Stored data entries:
====

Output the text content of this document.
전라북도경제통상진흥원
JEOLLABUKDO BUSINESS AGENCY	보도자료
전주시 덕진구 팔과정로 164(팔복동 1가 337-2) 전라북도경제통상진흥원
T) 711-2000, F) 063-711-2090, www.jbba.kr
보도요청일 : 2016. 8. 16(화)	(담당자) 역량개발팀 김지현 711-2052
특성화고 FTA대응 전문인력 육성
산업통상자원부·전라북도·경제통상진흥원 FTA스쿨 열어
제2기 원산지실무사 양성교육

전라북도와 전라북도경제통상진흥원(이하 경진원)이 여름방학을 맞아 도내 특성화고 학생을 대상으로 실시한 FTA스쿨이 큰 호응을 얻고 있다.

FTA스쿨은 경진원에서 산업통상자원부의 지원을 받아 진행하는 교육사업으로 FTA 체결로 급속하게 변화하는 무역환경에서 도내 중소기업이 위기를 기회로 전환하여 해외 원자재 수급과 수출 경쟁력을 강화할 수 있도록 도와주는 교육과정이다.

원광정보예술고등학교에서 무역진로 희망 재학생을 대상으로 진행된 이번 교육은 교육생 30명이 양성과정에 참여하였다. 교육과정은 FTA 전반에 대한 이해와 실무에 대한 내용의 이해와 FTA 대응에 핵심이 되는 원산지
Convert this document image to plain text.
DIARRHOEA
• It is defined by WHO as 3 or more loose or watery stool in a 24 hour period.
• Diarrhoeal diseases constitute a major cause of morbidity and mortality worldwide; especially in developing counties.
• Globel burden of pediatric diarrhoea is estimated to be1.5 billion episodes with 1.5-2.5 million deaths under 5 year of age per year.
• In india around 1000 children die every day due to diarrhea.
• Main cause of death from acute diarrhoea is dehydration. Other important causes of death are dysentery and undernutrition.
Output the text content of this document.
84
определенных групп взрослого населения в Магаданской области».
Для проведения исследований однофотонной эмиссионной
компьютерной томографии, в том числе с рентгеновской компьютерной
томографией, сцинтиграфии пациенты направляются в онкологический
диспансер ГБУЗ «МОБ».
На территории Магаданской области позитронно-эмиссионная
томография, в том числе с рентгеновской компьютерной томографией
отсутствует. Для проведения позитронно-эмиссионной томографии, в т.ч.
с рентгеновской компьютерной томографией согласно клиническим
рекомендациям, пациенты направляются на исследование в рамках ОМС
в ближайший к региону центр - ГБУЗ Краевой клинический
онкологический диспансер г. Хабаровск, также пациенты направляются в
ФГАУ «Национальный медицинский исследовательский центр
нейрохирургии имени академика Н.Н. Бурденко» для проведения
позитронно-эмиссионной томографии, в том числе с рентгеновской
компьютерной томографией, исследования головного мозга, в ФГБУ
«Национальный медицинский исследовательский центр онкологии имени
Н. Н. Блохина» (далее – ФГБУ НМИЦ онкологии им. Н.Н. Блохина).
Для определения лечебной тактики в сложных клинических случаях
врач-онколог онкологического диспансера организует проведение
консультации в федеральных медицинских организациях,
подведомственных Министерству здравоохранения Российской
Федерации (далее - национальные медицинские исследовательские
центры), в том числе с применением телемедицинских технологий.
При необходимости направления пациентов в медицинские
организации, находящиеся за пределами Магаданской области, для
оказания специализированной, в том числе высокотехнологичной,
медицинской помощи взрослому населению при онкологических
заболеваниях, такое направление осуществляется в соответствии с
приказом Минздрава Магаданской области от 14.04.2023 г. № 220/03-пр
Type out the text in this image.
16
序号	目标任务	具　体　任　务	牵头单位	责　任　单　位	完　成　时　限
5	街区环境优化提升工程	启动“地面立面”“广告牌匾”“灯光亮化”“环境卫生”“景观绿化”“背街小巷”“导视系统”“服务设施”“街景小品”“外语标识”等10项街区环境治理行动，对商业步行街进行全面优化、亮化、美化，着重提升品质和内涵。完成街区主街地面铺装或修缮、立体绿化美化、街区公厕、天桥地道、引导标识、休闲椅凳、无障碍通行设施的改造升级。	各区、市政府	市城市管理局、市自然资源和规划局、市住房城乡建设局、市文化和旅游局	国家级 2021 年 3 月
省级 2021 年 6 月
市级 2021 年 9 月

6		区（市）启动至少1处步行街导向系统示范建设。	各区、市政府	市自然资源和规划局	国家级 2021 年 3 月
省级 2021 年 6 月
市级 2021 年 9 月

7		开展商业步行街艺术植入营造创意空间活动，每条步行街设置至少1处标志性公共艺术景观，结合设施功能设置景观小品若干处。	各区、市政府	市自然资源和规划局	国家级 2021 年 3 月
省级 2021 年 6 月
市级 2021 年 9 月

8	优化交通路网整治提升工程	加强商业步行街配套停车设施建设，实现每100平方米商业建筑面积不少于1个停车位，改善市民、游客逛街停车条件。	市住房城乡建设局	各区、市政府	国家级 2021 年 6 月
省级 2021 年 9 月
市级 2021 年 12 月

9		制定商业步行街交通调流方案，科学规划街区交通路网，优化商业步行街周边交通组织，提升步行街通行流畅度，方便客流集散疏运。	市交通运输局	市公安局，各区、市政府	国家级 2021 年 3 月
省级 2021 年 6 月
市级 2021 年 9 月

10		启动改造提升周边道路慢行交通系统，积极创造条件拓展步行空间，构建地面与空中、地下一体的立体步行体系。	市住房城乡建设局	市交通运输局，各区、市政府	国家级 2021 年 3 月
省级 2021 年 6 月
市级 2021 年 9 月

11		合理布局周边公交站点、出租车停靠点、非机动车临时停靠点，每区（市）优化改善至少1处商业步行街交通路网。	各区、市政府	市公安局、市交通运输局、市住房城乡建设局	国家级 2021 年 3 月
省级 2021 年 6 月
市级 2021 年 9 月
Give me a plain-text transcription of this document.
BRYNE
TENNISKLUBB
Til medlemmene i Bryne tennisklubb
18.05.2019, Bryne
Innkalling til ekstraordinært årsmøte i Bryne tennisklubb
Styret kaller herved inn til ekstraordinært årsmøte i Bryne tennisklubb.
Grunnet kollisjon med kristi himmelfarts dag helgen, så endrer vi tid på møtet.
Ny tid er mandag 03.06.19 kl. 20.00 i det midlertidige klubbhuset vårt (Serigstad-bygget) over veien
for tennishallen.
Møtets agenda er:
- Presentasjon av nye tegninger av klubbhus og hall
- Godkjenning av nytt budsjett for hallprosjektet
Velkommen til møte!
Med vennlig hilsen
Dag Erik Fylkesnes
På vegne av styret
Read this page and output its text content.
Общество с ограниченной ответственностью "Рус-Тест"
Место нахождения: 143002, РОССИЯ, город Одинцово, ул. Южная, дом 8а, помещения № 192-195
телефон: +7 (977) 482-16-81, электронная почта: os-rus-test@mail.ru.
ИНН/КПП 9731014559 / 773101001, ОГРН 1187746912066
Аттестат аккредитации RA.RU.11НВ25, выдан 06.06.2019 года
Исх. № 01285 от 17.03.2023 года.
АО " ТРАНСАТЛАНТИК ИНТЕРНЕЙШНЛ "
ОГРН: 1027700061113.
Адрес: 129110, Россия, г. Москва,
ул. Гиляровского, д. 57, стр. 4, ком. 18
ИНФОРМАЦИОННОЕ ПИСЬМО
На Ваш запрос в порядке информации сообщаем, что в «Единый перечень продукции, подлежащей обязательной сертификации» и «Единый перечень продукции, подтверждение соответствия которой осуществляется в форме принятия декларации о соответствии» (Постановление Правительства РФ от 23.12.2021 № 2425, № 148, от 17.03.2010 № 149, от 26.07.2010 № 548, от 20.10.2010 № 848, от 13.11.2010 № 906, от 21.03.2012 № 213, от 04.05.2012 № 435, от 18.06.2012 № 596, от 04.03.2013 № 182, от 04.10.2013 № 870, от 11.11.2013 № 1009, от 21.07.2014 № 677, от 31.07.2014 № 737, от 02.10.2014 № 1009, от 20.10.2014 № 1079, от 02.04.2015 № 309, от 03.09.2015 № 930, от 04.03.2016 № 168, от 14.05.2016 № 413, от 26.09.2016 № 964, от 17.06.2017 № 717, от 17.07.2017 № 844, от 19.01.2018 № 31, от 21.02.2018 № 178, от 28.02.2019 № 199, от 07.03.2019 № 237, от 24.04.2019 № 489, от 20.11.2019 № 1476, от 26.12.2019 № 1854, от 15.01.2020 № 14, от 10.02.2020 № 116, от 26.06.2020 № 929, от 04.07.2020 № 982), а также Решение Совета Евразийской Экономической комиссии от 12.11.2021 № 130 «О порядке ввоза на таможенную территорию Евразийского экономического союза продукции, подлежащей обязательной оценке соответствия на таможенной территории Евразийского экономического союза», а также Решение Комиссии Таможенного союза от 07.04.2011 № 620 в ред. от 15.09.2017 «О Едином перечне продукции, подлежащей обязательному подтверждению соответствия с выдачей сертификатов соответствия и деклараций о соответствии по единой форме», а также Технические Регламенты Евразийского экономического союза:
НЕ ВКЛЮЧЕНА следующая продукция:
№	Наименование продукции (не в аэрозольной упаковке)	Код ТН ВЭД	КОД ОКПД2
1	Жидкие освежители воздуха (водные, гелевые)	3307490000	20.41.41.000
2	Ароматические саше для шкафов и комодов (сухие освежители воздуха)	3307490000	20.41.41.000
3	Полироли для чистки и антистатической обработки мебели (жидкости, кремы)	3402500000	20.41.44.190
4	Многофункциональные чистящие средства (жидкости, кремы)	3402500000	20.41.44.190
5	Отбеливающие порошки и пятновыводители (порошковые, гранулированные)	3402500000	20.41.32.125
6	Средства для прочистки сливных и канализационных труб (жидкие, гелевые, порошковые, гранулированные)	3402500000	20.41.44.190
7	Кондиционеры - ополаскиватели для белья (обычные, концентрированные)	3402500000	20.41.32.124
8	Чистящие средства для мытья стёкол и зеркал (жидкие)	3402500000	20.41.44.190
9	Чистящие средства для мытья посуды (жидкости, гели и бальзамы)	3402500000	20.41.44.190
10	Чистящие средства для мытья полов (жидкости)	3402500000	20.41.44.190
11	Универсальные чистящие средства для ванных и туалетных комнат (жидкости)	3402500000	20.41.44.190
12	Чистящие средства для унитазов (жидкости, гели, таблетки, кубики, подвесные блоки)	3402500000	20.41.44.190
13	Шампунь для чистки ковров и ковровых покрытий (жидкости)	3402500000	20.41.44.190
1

====

Problem statement: Provide only the count of lines in the data above that include the string "направляются".

Solution for this exercise: 3